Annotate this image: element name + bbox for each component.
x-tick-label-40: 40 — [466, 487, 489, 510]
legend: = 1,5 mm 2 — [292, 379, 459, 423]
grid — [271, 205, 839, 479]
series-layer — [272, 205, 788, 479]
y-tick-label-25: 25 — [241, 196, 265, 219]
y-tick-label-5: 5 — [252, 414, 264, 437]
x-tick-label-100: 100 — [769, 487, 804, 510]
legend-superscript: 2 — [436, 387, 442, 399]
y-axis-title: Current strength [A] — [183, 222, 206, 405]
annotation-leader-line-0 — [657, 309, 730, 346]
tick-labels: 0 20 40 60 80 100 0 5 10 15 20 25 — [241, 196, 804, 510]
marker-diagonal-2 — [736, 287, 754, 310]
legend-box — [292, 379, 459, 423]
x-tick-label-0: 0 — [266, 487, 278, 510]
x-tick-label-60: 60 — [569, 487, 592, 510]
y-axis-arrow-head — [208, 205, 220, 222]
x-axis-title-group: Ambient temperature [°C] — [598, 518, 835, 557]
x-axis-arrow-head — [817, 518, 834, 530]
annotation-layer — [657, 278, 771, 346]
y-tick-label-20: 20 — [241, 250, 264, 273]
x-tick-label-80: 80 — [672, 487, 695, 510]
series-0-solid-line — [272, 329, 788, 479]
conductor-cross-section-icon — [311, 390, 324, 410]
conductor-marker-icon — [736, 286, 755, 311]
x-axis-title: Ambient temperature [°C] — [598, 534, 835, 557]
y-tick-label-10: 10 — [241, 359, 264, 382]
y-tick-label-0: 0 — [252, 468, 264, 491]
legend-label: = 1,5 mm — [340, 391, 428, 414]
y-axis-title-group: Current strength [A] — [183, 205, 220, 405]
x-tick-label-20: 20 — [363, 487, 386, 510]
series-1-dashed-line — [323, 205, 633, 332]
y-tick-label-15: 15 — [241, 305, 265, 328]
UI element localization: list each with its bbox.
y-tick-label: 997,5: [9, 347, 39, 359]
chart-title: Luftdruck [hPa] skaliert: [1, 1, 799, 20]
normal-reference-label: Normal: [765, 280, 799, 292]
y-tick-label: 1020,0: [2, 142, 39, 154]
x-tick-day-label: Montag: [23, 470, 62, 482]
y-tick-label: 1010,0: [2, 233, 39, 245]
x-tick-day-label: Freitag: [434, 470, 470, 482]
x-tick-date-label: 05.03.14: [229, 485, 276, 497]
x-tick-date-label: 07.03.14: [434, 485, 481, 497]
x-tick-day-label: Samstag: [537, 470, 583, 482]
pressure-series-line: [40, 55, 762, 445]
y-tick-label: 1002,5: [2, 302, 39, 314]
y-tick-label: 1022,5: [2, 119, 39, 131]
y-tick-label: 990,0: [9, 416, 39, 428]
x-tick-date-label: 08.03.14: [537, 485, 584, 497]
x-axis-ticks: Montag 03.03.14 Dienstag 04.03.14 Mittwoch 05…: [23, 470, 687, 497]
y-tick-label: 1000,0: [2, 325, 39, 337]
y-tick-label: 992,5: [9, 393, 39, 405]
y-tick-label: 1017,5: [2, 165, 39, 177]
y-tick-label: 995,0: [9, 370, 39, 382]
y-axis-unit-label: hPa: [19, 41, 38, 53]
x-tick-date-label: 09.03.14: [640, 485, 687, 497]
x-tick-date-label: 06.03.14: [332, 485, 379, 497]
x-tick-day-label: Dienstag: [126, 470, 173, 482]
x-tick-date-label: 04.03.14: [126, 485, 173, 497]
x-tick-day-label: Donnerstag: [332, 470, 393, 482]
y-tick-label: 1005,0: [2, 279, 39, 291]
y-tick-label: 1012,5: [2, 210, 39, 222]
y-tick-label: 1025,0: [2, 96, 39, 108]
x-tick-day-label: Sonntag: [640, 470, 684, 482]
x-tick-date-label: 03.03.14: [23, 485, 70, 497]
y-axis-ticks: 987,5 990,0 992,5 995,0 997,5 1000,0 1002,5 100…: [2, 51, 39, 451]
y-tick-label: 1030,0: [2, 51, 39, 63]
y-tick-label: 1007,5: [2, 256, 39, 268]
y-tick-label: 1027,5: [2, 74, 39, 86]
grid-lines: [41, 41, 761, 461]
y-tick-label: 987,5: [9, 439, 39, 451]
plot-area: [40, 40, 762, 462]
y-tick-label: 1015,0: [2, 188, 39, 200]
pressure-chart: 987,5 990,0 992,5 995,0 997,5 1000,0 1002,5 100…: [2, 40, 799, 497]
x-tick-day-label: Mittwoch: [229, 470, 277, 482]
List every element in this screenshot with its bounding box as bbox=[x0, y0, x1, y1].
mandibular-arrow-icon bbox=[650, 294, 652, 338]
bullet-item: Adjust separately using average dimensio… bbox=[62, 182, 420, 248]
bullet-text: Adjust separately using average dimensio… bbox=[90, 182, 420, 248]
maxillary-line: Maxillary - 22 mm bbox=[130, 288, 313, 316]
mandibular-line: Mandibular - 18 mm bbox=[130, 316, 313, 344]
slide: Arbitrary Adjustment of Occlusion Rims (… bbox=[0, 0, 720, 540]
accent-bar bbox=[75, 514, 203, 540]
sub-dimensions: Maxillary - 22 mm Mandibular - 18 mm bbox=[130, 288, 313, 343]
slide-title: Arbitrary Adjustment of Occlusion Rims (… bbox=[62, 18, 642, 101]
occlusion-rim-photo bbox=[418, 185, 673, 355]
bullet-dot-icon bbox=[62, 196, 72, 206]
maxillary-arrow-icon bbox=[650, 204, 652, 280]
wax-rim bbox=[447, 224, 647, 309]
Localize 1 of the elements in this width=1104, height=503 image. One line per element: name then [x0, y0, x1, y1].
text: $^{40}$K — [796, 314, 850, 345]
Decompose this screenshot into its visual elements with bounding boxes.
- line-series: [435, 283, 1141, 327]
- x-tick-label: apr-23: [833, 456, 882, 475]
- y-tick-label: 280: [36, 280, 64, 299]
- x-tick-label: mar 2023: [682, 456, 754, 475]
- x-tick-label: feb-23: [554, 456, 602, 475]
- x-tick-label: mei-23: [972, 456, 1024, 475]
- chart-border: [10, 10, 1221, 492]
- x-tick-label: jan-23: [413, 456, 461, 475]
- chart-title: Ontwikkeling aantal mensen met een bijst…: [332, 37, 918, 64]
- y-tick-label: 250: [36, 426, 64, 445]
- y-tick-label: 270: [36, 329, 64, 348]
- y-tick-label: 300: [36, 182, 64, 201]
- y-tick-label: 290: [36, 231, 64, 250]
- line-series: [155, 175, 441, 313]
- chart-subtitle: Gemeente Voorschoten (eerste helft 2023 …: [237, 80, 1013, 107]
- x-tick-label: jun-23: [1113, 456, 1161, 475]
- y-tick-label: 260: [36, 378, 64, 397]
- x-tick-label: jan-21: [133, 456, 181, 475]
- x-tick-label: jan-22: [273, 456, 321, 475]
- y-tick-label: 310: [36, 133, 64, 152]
----
## 課題
上のリストに含まれる行をすべて、一字一句変えずに書き写すこと。

## 出力結果
Annotate this image: element name + bbox for each component.
x-tick-label-40: 40 — [466, 487, 489, 510]
legend: = 1,5 mm 2 — [292, 379, 459, 423]
grid — [271, 205, 839, 479]
series-layer — [272, 205, 788, 479]
y-tick-label-25: 25 — [241, 196, 265, 219]
y-tick-label-5: 5 — [252, 414, 264, 437]
x-tick-label-100: 100 — [769, 487, 804, 510]
legend-superscript: 2 — [436, 387, 442, 399]
y-axis-title: Current strength [A] — [183, 222, 206, 405]
annotation-leader-line-0 — [657, 309, 730, 346]
tick-labels: 0 20 40 60 80 100 0 5 10 15 20 25 — [241, 196, 804, 510]
marker-diagonal-2 — [736, 287, 754, 310]
legend-box — [292, 379, 459, 423]
x-tick-label-0: 0 — [266, 487, 278, 510]
x-tick-label-60: 60 — [569, 487, 592, 510]
y-axis-arrow-head — [208, 205, 220, 222]
x-axis-title-group: Ambient temperature [°C] — [598, 518, 835, 557]
x-axis-arrow-head — [817, 518, 834, 530]
annotation-layer — [657, 278, 771, 346]
y-tick-label-20: 20 — [241, 250, 264, 273]
x-tick-label-80: 80 — [672, 487, 695, 510]
series-0-solid-line — [272, 329, 788, 479]
conductor-cross-section-icon — [311, 390, 324, 410]
conductor-marker-icon — [736, 286, 755, 311]
x-axis-title: Ambient temperature [°C] — [598, 534, 835, 557]
y-tick-label-10: 10 — [241, 359, 264, 382]
y-tick-label-0: 0 — [252, 468, 264, 491]
legend-label: = 1,5 mm — [340, 391, 428, 414]
y-axis-title-group: Current strength [A] — [183, 205, 220, 405]
x-tick-label-20: 20 — [363, 487, 386, 510]
series-1-dashed-line — [323, 205, 633, 332]
y-tick-label-15: 15 — [241, 305, 265, 328]
UI element localization: list each with its bbox.
y-tick-label: 997,5: [9, 347, 39, 359]
chart-title: Luftdruck [hPa] skaliert: [1, 1, 799, 20]
normal-reference-label: Normal: [765, 280, 799, 292]
y-tick-label: 1020,0: [2, 142, 39, 154]
x-tick-day-label: Montag: [23, 470, 62, 482]
y-tick-label: 1010,0: [2, 233, 39, 245]
x-tick-day-label: Freitag: [434, 470, 470, 482]
x-tick-date-label: 05.03.14: [229, 485, 276, 497]
x-tick-date-label: 07.03.14: [434, 485, 481, 497]
x-tick-day-label: Samstag: [537, 470, 583, 482]
pressure-series-line: [40, 55, 762, 445]
y-tick-label: 1002,5: [2, 302, 39, 314]
y-tick-label: 1022,5: [2, 119, 39, 131]
y-tick-label: 990,0: [9, 416, 39, 428]
x-tick-date-label: 08.03.14: [537, 485, 584, 497]
x-axis-ticks: Montag 03.03.14 Dienstag 04.03.14 Mittwoch 05…: [23, 470, 687, 497]
y-tick-label: 1000,0: [2, 325, 39, 337]
y-tick-label: 992,5: [9, 393, 39, 405]
y-tick-label: 1017,5: [2, 165, 39, 177]
y-tick-label: 995,0: [9, 370, 39, 382]
y-axis-unit-label: hPa: [19, 41, 38, 53]
x-tick-date-label: 09.03.14: [640, 485, 687, 497]
x-tick-date-label: 06.03.14: [332, 485, 379, 497]
x-tick-day-label: Dienstag: [126, 470, 173, 482]
x-tick-date-label: 04.03.14: [126, 485, 173, 497]
x-tick-day-label: Donnerstag: [332, 470, 393, 482]
y-tick-label: 1005,0: [2, 279, 39, 291]
y-tick-label: 1012,5: [2, 210, 39, 222]
y-tick-label: 1025,0: [2, 96, 39, 108]
x-tick-day-label: Sonntag: [640, 470, 684, 482]
x-tick-date-label: 03.03.14: [23, 485, 70, 497]
y-axis-ticks: 987,5 990,0 992,5 995,0 997,5 1000,0 1002,5 100…: [2, 51, 39, 451]
y-tick-label: 1030,0: [2, 51, 39, 63]
y-tick-label: 1007,5: [2, 256, 39, 268]
y-tick-label: 1027,5: [2, 74, 39, 86]
grid-lines: [41, 41, 761, 461]
y-tick-label: 987,5: [9, 439, 39, 451]
plot-area: [40, 40, 762, 462]
y-tick-label: 1015,0: [2, 188, 39, 200]
pressure-chart: 987,5 990,0 992,5 995,0 997,5 1000,0 1002,5 100…: [2, 40, 799, 497]
x-tick-day-label: Mittwoch: [229, 470, 277, 482]
List every element in this screenshot with its bounding box as bbox=[x0, y0, x1, y1].
mandibular-arrow-icon bbox=[650, 294, 652, 338]
bullet-item: Adjust separately using average dimensio… bbox=[62, 182, 420, 248]
bullet-text: Adjust separately using average dimensio… bbox=[90, 182, 420, 248]
maxillary-line: Maxillary - 22 mm bbox=[130, 288, 313, 316]
mandibular-line: Mandibular - 18 mm bbox=[130, 316, 313, 344]
slide: Arbitrary Adjustment of Occlusion Rims (… bbox=[0, 0, 720, 540]
accent-bar bbox=[75, 514, 203, 540]
sub-dimensions: Maxillary - 22 mm Mandibular - 18 mm bbox=[130, 288, 313, 343]
slide-title: Arbitrary Adjustment of Occlusion Rims (… bbox=[62, 18, 642, 101]
occlusion-rim-photo bbox=[418, 185, 673, 355]
bullet-dot-icon bbox=[62, 196, 72, 206]
maxillary-arrow-icon bbox=[650, 204, 652, 280]
wax-rim bbox=[447, 224, 647, 309]
Localize 1 of the elements in this width=1104, height=503 image. One line per element: name then [x0, y0, x1, y1].
text: $^{40}$K — [796, 314, 850, 345]
Decompose this screenshot into its visual elements with bounding boxes.
- line-series: [435, 283, 1141, 327]
- x-tick-label: apr-23: [833, 456, 882, 475]
- y-tick-label: 280: [36, 280, 64, 299]
- x-tick-label: mar 2023: [682, 456, 754, 475]
- x-tick-label: feb-23: [554, 456, 602, 475]
- x-tick-label: mei-23: [972, 456, 1024, 475]
- chart-border: [10, 10, 1221, 492]
- x-tick-label: jan-23: [413, 456, 461, 475]
- chart-title: Ontwikkeling aantal mensen met een bijst…: [332, 37, 918, 64]
- y-tick-label: 250: [36, 426, 64, 445]
- y-tick-label: 270: [36, 329, 64, 348]
- y-tick-label: 300: [36, 182, 64, 201]
- y-tick-label: 290: [36, 231, 64, 250]
- line-series: [155, 175, 441, 313]
- chart-subtitle: Gemeente Voorschoten (eerste helft 2023 …: [237, 80, 1013, 107]
- x-tick-label: jun-23: [1113, 456, 1161, 475]
- y-tick-label: 260: [36, 378, 64, 397]
- x-tick-label: jan-21: [133, 456, 181, 475]
- x-tick-label: jan-22: [273, 456, 321, 475]
- y-tick-label: 310: [36, 133, 64, 152]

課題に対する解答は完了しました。